_MATERIAL FOR THE TASK:_
◇ ◇ ◇ ◇

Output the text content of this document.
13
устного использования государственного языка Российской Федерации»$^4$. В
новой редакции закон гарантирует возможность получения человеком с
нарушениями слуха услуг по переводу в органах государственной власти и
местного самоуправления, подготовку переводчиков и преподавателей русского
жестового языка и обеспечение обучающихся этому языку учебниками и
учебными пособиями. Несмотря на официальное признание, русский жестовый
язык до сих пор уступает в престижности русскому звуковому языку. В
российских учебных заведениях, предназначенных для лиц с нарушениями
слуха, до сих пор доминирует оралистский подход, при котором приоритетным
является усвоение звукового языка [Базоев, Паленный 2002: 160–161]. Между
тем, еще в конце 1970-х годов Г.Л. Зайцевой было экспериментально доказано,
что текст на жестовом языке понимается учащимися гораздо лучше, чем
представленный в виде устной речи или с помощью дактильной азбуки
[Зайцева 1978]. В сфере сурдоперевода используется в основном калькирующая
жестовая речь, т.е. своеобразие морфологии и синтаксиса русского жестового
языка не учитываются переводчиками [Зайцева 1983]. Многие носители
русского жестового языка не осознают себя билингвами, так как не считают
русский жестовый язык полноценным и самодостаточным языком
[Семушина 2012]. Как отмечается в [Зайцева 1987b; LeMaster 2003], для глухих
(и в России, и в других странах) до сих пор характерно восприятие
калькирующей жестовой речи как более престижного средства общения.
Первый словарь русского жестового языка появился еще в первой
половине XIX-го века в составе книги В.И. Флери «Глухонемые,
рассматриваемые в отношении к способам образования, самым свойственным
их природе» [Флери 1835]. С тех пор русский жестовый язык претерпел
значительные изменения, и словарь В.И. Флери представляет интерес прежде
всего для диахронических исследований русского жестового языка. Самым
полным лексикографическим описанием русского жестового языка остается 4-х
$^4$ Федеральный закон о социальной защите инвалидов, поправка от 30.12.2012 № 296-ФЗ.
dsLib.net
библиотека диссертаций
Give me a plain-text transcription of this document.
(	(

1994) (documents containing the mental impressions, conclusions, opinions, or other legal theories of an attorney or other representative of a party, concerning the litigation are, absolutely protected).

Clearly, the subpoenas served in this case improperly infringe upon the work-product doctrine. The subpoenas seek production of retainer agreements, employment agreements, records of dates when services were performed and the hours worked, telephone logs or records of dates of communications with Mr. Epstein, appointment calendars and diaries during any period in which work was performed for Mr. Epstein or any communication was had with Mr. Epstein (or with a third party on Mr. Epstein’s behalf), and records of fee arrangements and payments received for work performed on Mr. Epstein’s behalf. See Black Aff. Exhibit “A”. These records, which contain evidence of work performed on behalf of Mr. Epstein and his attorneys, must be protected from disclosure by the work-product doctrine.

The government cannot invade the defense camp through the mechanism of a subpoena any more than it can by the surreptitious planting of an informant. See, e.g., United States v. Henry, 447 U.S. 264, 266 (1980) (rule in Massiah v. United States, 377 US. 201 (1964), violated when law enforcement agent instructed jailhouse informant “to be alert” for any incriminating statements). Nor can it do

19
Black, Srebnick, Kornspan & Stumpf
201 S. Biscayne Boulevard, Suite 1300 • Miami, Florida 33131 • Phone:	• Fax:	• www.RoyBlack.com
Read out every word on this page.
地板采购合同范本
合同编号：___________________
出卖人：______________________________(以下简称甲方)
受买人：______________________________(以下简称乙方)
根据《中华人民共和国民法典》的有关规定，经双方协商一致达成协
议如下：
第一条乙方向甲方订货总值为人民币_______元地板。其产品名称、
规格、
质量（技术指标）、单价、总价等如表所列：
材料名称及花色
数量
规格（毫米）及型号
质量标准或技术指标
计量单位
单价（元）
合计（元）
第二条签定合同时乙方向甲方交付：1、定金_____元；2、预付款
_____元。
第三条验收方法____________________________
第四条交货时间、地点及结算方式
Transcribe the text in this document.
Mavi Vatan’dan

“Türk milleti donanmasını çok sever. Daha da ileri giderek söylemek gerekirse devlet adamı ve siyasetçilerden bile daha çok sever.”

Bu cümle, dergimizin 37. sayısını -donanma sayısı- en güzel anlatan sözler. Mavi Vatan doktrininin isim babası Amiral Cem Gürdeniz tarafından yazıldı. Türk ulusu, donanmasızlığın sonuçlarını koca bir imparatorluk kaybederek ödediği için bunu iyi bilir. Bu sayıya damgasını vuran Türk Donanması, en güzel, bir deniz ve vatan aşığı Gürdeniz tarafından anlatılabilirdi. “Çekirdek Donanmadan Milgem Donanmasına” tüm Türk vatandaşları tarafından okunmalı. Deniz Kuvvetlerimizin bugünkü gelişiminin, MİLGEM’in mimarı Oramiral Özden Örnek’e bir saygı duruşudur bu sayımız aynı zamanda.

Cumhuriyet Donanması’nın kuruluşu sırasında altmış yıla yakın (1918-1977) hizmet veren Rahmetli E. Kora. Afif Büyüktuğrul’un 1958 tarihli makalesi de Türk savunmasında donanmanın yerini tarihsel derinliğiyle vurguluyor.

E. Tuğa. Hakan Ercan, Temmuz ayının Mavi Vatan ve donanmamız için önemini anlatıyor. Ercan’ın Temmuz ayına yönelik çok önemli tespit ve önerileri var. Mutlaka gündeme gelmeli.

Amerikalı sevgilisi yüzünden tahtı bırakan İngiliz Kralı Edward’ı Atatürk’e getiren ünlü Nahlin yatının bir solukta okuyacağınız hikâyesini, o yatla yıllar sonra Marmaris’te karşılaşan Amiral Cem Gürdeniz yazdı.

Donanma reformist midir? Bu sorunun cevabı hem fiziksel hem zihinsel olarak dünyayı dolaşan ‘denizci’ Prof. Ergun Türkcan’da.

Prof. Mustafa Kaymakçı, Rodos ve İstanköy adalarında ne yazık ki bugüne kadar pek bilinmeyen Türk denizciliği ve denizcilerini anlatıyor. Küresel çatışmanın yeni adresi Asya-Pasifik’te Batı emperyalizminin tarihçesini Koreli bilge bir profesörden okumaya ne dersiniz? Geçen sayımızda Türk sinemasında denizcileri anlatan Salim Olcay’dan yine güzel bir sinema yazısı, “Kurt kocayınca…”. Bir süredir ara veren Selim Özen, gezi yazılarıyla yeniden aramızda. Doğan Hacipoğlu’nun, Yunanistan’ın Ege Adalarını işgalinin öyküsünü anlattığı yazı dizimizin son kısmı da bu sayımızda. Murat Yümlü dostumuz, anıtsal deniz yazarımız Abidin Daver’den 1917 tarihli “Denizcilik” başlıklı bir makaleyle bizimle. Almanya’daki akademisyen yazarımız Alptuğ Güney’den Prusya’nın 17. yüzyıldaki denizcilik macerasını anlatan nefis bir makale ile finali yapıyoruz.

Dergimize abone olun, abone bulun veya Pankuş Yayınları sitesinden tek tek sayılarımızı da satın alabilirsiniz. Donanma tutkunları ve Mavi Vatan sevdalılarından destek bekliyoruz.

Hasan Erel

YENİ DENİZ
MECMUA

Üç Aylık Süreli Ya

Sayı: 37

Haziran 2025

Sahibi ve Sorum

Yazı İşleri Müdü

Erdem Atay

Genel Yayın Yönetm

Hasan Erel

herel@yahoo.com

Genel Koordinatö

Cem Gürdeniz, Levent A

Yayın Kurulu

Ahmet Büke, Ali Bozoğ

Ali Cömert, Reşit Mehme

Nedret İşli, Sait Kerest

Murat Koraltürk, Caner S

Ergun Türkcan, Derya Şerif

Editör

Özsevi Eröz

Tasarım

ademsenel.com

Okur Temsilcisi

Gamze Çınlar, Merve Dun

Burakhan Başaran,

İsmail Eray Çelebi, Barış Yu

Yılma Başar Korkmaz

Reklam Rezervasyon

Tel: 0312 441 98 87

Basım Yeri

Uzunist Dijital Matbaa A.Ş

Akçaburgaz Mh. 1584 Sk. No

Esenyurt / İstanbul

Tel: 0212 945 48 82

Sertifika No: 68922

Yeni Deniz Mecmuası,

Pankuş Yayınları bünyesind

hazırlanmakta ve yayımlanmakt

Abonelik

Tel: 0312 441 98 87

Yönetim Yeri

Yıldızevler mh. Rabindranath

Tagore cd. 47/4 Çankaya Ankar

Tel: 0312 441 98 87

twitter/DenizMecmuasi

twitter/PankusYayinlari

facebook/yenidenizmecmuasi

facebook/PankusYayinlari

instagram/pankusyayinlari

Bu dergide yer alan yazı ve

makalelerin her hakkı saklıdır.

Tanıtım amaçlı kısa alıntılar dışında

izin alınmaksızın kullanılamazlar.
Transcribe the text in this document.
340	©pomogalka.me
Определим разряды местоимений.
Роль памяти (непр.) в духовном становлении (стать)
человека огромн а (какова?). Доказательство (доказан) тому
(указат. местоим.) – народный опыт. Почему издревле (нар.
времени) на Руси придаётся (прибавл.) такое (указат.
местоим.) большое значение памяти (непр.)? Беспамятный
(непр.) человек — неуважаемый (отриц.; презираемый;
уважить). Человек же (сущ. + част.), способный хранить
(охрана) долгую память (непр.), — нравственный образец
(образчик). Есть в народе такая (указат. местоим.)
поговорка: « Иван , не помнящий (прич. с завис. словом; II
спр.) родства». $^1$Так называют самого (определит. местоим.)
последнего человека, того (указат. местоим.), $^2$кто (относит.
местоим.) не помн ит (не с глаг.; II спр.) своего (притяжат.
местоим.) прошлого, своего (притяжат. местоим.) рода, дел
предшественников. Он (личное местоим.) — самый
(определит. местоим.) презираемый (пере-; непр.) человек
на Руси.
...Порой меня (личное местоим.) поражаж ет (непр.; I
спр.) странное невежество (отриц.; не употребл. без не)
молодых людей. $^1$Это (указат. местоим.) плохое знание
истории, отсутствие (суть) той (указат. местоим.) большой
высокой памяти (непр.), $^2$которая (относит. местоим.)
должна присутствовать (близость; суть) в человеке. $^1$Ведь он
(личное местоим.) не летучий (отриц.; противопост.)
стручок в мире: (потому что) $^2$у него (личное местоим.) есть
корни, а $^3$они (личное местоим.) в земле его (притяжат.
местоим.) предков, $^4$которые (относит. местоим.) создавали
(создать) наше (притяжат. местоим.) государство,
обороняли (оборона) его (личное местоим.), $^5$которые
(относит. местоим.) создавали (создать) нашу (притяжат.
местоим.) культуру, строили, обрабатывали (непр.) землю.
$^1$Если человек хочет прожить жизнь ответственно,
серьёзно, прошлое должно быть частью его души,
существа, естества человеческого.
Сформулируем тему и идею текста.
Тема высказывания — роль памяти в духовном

◇ ◇ ◇ ◇

_DIRECTIONS FOR THIS TASK:_
In the records above, find each line holding "слуха" and copy it.

_ANSWER FOR THIS EXERCISE:_
нарушениями слуха услуг по переводу в органах государственной власти и
слуха, до сих пор доминирует оралистский подход, при котором приоритетным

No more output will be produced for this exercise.